◆ Direction
Work through the material below and count the lines holding the word "Conversion"; give that count and nothing more.

Data excerpts:
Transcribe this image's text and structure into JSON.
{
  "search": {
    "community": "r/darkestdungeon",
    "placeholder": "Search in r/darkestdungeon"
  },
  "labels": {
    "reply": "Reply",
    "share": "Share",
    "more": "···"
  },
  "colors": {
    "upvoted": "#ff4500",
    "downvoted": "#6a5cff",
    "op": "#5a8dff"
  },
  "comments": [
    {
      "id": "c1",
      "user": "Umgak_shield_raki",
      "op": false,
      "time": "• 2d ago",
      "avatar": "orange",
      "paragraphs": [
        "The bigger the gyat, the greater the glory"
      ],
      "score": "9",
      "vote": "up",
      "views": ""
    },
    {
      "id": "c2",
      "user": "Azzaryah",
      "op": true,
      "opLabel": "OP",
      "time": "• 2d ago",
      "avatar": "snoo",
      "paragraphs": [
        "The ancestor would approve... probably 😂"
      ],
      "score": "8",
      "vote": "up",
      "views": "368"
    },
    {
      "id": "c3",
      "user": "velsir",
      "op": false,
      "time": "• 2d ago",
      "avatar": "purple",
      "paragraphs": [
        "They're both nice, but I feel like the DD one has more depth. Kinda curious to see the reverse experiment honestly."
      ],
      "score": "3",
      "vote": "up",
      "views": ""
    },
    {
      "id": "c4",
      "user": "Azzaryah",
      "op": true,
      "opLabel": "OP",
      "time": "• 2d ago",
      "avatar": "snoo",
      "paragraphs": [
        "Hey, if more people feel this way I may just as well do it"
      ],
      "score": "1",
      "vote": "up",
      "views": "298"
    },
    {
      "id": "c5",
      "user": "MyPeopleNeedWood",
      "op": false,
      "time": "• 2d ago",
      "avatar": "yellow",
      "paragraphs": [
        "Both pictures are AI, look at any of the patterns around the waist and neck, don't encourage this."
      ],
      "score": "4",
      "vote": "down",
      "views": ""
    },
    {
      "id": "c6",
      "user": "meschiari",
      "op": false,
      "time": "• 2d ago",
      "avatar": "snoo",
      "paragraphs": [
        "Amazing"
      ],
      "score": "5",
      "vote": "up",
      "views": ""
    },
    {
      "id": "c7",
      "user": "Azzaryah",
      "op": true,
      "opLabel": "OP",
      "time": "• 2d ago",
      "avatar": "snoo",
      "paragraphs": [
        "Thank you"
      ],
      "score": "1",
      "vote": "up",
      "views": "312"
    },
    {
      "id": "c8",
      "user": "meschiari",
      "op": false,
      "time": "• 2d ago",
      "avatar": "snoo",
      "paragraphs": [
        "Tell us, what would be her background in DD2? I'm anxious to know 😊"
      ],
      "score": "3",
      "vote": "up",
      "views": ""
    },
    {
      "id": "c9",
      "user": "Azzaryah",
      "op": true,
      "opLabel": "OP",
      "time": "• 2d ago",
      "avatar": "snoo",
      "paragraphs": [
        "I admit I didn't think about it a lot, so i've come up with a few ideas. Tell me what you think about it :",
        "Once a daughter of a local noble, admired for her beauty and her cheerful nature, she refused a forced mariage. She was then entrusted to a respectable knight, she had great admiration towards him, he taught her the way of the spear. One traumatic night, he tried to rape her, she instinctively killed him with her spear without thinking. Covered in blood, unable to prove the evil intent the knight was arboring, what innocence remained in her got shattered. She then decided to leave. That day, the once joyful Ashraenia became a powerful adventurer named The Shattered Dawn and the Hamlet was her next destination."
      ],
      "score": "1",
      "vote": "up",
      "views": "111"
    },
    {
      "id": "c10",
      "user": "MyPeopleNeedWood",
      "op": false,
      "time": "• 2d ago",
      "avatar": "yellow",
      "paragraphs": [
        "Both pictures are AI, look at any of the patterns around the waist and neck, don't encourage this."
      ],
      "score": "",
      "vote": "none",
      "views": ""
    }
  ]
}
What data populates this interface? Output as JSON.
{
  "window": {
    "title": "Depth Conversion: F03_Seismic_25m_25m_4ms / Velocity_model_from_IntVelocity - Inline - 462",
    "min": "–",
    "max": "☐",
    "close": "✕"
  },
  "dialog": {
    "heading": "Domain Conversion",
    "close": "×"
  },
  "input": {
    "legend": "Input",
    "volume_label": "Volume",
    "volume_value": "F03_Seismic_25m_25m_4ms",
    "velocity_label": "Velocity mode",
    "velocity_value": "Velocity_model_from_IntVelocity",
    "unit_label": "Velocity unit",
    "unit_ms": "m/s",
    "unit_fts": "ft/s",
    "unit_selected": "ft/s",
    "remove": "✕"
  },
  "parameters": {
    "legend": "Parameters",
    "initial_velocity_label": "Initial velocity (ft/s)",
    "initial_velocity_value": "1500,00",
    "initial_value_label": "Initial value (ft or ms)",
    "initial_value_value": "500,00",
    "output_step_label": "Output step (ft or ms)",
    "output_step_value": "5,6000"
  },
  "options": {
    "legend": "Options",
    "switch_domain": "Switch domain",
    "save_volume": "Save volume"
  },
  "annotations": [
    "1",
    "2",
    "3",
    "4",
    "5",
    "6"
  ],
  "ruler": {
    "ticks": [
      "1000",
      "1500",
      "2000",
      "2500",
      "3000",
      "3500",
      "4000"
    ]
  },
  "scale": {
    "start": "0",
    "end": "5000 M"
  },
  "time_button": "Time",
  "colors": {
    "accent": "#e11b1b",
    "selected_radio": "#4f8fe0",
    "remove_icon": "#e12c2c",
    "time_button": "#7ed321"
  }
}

◆ Exercise result
2